Task details ::
Below is a block of records. Copy every line in it that contains the word "color".

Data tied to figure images
[start]

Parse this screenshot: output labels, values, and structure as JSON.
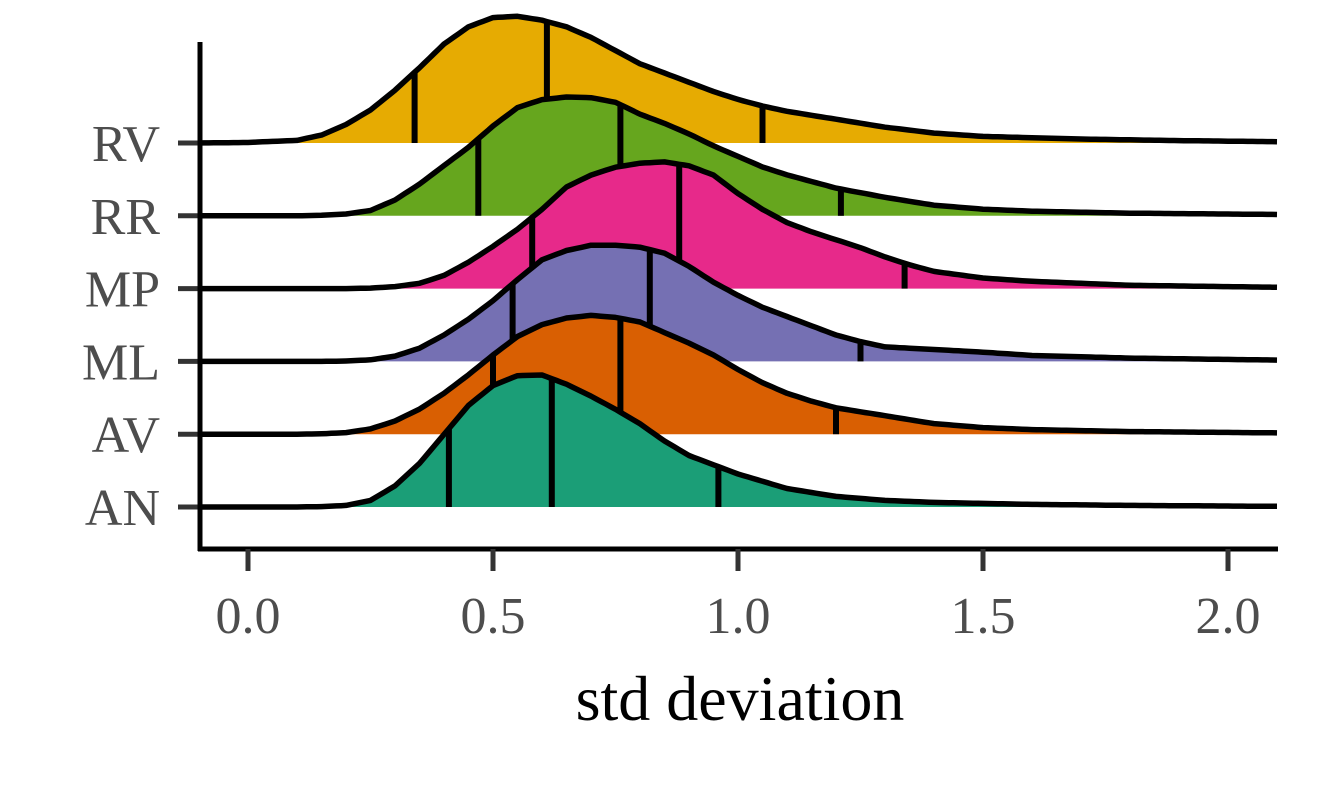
{
  "chart_data": {
    "type": "ridgeline",
    "title": "",
    "xlabel": "std deviation",
    "ylabel": "",
    "xlim": [
      -0.1,
      2.1
    ],
    "x_ticks": [
      0.0,
      0.5,
      1.0,
      1.5,
      2.0
    ],
    "x_tick_labels": [
      "0.0",
      "0.5",
      "1.0",
      "1.5",
      "2.0"
    ],
    "categories": [
      "AN",
      "AV",
      "ML",
      "MP",
      "RR",
      "RV"
    ],
    "grid": false,
    "legend": "none",
    "quantile_lines": [
      0.25,
      0.5,
      0.75
    ],
    "series": [
      {
        "name": "AN",
        "color": "#1B9E77",
        "quantiles": [
          0.41,
          0.62,
          0.96
        ],
        "density": [
          [
            -0.1,
            0
          ],
          [
            0.1,
            0
          ],
          [
            0.15,
            0.003
          ],
          [
            0.2,
            0.012
          ],
          [
            0.25,
            0.05
          ],
          [
            0.3,
            0.16
          ],
          [
            0.35,
            0.33
          ],
          [
            0.4,
            0.55
          ],
          [
            0.45,
            0.77
          ],
          [
            0.5,
            0.92
          ],
          [
            0.55,
            0.995
          ],
          [
            0.6,
            1.0
          ],
          [
            0.65,
            0.93
          ],
          [
            0.7,
            0.84
          ],
          [
            0.75,
            0.74
          ],
          [
            0.8,
            0.63
          ],
          [
            0.85,
            0.5
          ],
          [
            0.9,
            0.39
          ],
          [
            0.95,
            0.32
          ],
          [
            1.0,
            0.25
          ],
          [
            1.1,
            0.14
          ],
          [
            1.2,
            0.08
          ],
          [
            1.3,
            0.05
          ],
          [
            1.4,
            0.035
          ],
          [
            1.6,
            0.02
          ],
          [
            1.8,
            0.012
          ],
          [
            2.1,
            0.005
          ]
        ]
      },
      {
        "name": "AV",
        "color": "#D95F02",
        "quantiles": [
          0.5,
          0.76,
          1.2
        ],
        "density": [
          [
            -0.1,
            0
          ],
          [
            0.1,
            0
          ],
          [
            0.15,
            0.003
          ],
          [
            0.2,
            0.012
          ],
          [
            0.25,
            0.04
          ],
          [
            0.3,
            0.1
          ],
          [
            0.35,
            0.19
          ],
          [
            0.4,
            0.31
          ],
          [
            0.45,
            0.45
          ],
          [
            0.5,
            0.6
          ],
          [
            0.55,
            0.74
          ],
          [
            0.6,
            0.83
          ],
          [
            0.65,
            0.88
          ],
          [
            0.7,
            0.9
          ],
          [
            0.75,
            0.885
          ],
          [
            0.8,
            0.85
          ],
          [
            0.85,
            0.77
          ],
          [
            0.9,
            0.69
          ],
          [
            0.95,
            0.6
          ],
          [
            1.0,
            0.49
          ],
          [
            1.05,
            0.39
          ],
          [
            1.1,
            0.31
          ],
          [
            1.15,
            0.25
          ],
          [
            1.2,
            0.2
          ],
          [
            1.3,
            0.14
          ],
          [
            1.4,
            0.08
          ],
          [
            1.5,
            0.05
          ],
          [
            1.6,
            0.035
          ],
          [
            1.8,
            0.02
          ],
          [
            2.1,
            0.01
          ]
        ]
      },
      {
        "name": "ML",
        "color": "#7570B3",
        "quantiles": [
          0.54,
          0.82,
          1.25
        ],
        "density": [
          [
            -0.1,
            0
          ],
          [
            0.15,
            0
          ],
          [
            0.2,
            0.003
          ],
          [
            0.25,
            0.012
          ],
          [
            0.3,
            0.04
          ],
          [
            0.35,
            0.1
          ],
          [
            0.4,
            0.2
          ],
          [
            0.45,
            0.32
          ],
          [
            0.5,
            0.46
          ],
          [
            0.55,
            0.62
          ],
          [
            0.6,
            0.77
          ],
          [
            0.65,
            0.84
          ],
          [
            0.7,
            0.88
          ],
          [
            0.75,
            0.88
          ],
          [
            0.8,
            0.865
          ],
          [
            0.85,
            0.82
          ],
          [
            0.9,
            0.72
          ],
          [
            0.95,
            0.6
          ],
          [
            1.0,
            0.5
          ],
          [
            1.05,
            0.41
          ],
          [
            1.1,
            0.34
          ],
          [
            1.15,
            0.27
          ],
          [
            1.2,
            0.2
          ],
          [
            1.25,
            0.15
          ],
          [
            1.3,
            0.11
          ],
          [
            1.4,
            0.09
          ],
          [
            1.5,
            0.07
          ],
          [
            1.6,
            0.045
          ],
          [
            1.8,
            0.025
          ],
          [
            2.1,
            0.01
          ]
        ]
      },
      {
        "name": "MP",
        "color": "#E7298A",
        "quantiles": [
          0.58,
          0.88,
          1.34
        ],
        "density": [
          [
            -0.1,
            0
          ],
          [
            0.2,
            0
          ],
          [
            0.25,
            0.004
          ],
          [
            0.3,
            0.015
          ],
          [
            0.35,
            0.04
          ],
          [
            0.4,
            0.1
          ],
          [
            0.45,
            0.2
          ],
          [
            0.5,
            0.32
          ],
          [
            0.55,
            0.45
          ],
          [
            0.6,
            0.6
          ],
          [
            0.65,
            0.77
          ],
          [
            0.7,
            0.86
          ],
          [
            0.75,
            0.92
          ],
          [
            0.8,
            0.95
          ],
          [
            0.85,
            0.96
          ],
          [
            0.9,
            0.93
          ],
          [
            0.95,
            0.86
          ],
          [
            1.0,
            0.72
          ],
          [
            1.05,
            0.6
          ],
          [
            1.1,
            0.5
          ],
          [
            1.15,
            0.43
          ],
          [
            1.2,
            0.37
          ],
          [
            1.25,
            0.31
          ],
          [
            1.3,
            0.24
          ],
          [
            1.35,
            0.18
          ],
          [
            1.4,
            0.13
          ],
          [
            1.5,
            0.08
          ],
          [
            1.6,
            0.055
          ],
          [
            1.8,
            0.025
          ],
          [
            2.1,
            0.01
          ]
        ]
      },
      {
        "name": "RR",
        "color": "#66A61E",
        "quantiles": [
          0.47,
          0.76,
          1.21
        ],
        "density": [
          [
            -0.1,
            0
          ],
          [
            0.1,
            0
          ],
          [
            0.15,
            0.004
          ],
          [
            0.2,
            0.014
          ],
          [
            0.25,
            0.04
          ],
          [
            0.3,
            0.12
          ],
          [
            0.35,
            0.24
          ],
          [
            0.4,
            0.38
          ],
          [
            0.45,
            0.52
          ],
          [
            0.5,
            0.68
          ],
          [
            0.55,
            0.82
          ],
          [
            0.6,
            0.88
          ],
          [
            0.65,
            0.9
          ],
          [
            0.7,
            0.895
          ],
          [
            0.75,
            0.86
          ],
          [
            0.8,
            0.77
          ],
          [
            0.85,
            0.7
          ],
          [
            0.9,
            0.62
          ],
          [
            0.95,
            0.53
          ],
          [
            1.0,
            0.45
          ],
          [
            1.05,
            0.37
          ],
          [
            1.1,
            0.31
          ],
          [
            1.15,
            0.26
          ],
          [
            1.2,
            0.21
          ],
          [
            1.3,
            0.14
          ],
          [
            1.4,
            0.08
          ],
          [
            1.5,
            0.05
          ],
          [
            1.6,
            0.035
          ],
          [
            1.8,
            0.02
          ],
          [
            2.1,
            0.01
          ]
        ]
      },
      {
        "name": "RV",
        "color": "#E6AB02",
        "quantiles": [
          0.34,
          0.61,
          1.05
        ],
        "density": [
          [
            -0.1,
            0
          ],
          [
            0.0,
            0.004
          ],
          [
            0.1,
            0.02
          ],
          [
            0.15,
            0.06
          ],
          [
            0.2,
            0.14
          ],
          [
            0.25,
            0.25
          ],
          [
            0.3,
            0.4
          ],
          [
            0.35,
            0.57
          ],
          [
            0.4,
            0.75
          ],
          [
            0.45,
            0.88
          ],
          [
            0.5,
            0.95
          ],
          [
            0.55,
            0.96
          ],
          [
            0.6,
            0.93
          ],
          [
            0.65,
            0.88
          ],
          [
            0.7,
            0.8
          ],
          [
            0.75,
            0.7
          ],
          [
            0.8,
            0.6
          ],
          [
            0.85,
            0.53
          ],
          [
            0.9,
            0.46
          ],
          [
            0.95,
            0.39
          ],
          [
            1.0,
            0.33
          ],
          [
            1.05,
            0.28
          ],
          [
            1.1,
            0.24
          ],
          [
            1.2,
            0.18
          ],
          [
            1.3,
            0.12
          ],
          [
            1.4,
            0.075
          ],
          [
            1.5,
            0.05
          ],
          [
            1.7,
            0.03
          ],
          [
            1.9,
            0.018
          ],
          [
            2.1,
            0.01
          ]
        ]
      }
    ]
  }
}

[end]

Solution for this exercise ::
        "color": "#1B9E77",
        "color": "#D95F02",
        "color": "#7570B3",
        "color": "#E7298A",
        "color": "#66A61E",
        "color": "#E6AB02",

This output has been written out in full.